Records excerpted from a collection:
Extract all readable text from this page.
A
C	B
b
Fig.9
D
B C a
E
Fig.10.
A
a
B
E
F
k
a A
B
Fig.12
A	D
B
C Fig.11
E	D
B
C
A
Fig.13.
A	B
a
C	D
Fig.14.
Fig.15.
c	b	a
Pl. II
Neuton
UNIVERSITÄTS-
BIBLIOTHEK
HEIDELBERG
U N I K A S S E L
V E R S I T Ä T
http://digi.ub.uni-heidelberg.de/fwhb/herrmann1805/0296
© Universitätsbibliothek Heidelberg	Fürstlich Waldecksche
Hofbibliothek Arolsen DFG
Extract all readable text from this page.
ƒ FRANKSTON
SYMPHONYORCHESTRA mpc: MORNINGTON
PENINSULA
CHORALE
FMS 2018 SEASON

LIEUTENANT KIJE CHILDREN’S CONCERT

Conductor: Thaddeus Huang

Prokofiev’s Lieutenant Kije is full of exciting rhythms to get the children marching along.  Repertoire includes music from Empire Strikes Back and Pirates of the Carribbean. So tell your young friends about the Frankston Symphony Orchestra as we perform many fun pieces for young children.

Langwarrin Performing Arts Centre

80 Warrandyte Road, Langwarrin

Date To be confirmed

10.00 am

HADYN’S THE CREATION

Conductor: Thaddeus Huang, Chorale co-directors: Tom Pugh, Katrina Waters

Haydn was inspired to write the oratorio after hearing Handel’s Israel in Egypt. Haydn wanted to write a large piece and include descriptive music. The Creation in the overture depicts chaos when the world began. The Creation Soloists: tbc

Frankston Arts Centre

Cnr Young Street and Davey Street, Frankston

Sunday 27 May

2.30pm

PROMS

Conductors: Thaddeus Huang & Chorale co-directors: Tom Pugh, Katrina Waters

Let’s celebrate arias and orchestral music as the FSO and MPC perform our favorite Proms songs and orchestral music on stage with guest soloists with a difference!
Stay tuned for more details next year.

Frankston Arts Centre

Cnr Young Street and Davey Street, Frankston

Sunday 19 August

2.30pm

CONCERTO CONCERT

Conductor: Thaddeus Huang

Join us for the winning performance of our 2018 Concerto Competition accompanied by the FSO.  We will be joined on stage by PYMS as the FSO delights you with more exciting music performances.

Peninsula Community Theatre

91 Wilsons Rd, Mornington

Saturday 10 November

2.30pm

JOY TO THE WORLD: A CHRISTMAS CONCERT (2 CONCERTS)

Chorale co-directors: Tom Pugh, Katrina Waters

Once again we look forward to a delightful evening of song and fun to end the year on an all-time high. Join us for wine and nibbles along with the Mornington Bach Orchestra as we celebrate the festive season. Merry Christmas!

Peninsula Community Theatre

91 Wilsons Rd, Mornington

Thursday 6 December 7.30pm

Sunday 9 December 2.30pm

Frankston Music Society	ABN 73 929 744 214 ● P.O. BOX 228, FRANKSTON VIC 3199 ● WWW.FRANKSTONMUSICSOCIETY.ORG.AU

Stated goal:
Repeat the records above exactly, from the first line to the last.

Exercise result:
Extract all readable text from this page.
A
C	B
b
Fig.9
D
B C a
E
Fig.10.
A
a
B
E
F
k
a A
B
Fig.12
A	D
B
C Fig.11
E	D
B
C
A
Fig.13.
A	B
a
C	D
Fig.14.
Fig.15.
c	b	a
Pl. II
Neuton
UNIVERSITÄTS-
BIBLIOTHEK
HEIDELBERG
U N I K A S S E L
V E R S I T Ä T
http://digi.ub.uni-heidelberg.de/fwhb/herrmann1805/0296
© Universitätsbibliothek Heidelberg	Fürstlich Waldecksche
Hofbibliothek Arolsen DFG
Extract all readable text from this page.
ƒ FRANKSTON
SYMPHONYORCHESTRA mpc: MORNINGTON
PENINSULA
CHORALE
FMS 2018 SEASON

LIEUTENANT KIJE CHILDREN’S CONCERT

Conductor: Thaddeus Huang

Prokofiev’s Lieutenant Kije is full of exciting rhythms to get the children marching along.  Repertoire includes music from Empire Strikes Back and Pirates of the Carribbean. So tell your young friends about the Frankston Symphony Orchestra as we perform many fun pieces for young children.

Langwarrin Performing Arts Centre

80 Warrandyte Road, Langwarrin

Date To be confirmed

10.00 am

HADYN’S THE CREATION

Conductor: Thaddeus Huang, Chorale co-directors: Tom Pugh, Katrina Waters

Haydn was inspired to write the oratorio after hearing Handel’s Israel in Egypt. Haydn wanted to write a large piece and include descriptive music. The Creation in the overture depicts chaos when the world began. The Creation Soloists: tbc

Frankston Arts Centre

Cnr Young Street and Davey Street, Frankston

Sunday 27 May

2.30pm

PROMS

Conductors: Thaddeus Huang & Chorale co-directors: Tom Pugh, Katrina Waters

Let’s celebrate arias and orchestral music as the FSO and MPC perform our favorite Proms songs and orchestral music on stage with guest soloists with a difference!
Stay tuned for more details next year.

Frankston Arts Centre

Cnr Young Street and Davey Street, Frankston

Sunday 19 August

2.30pm

CONCERTO CONCERT

Conductor: Thaddeus Huang

Join us for the winning performance of our 2018 Concerto Competition accompanied by the FSO.  We will be joined on stage by PYMS as the FSO delights you with more exciting music performances.

Peninsula Community Theatre

91 Wilsons Rd, Mornington

Saturday 10 November

2.30pm

JOY TO THE WORLD: A CHRISTMAS CONCERT (2 CONCERTS)

Chorale co-directors: Tom Pugh, Katrina Waters

Once again we look forward to a delightful evening of song and fun to end the year on an all-time high. Join us for wine and nibbles along with the Mornington Bach Orchestra as we celebrate the festive season. Merry Christmas!

Peninsula Community Theatre

91 Wilsons Rd, Mornington

Thursday 6 December 7.30pm

Sunday 9 December 2.30pm

Frankston Music Society	ABN 73 929 744 214 ● P.O. BOX 228, FRANKSTON VIC 3199 ● WWW.FRANKSTONMUSICSOCIETY.ORG.AU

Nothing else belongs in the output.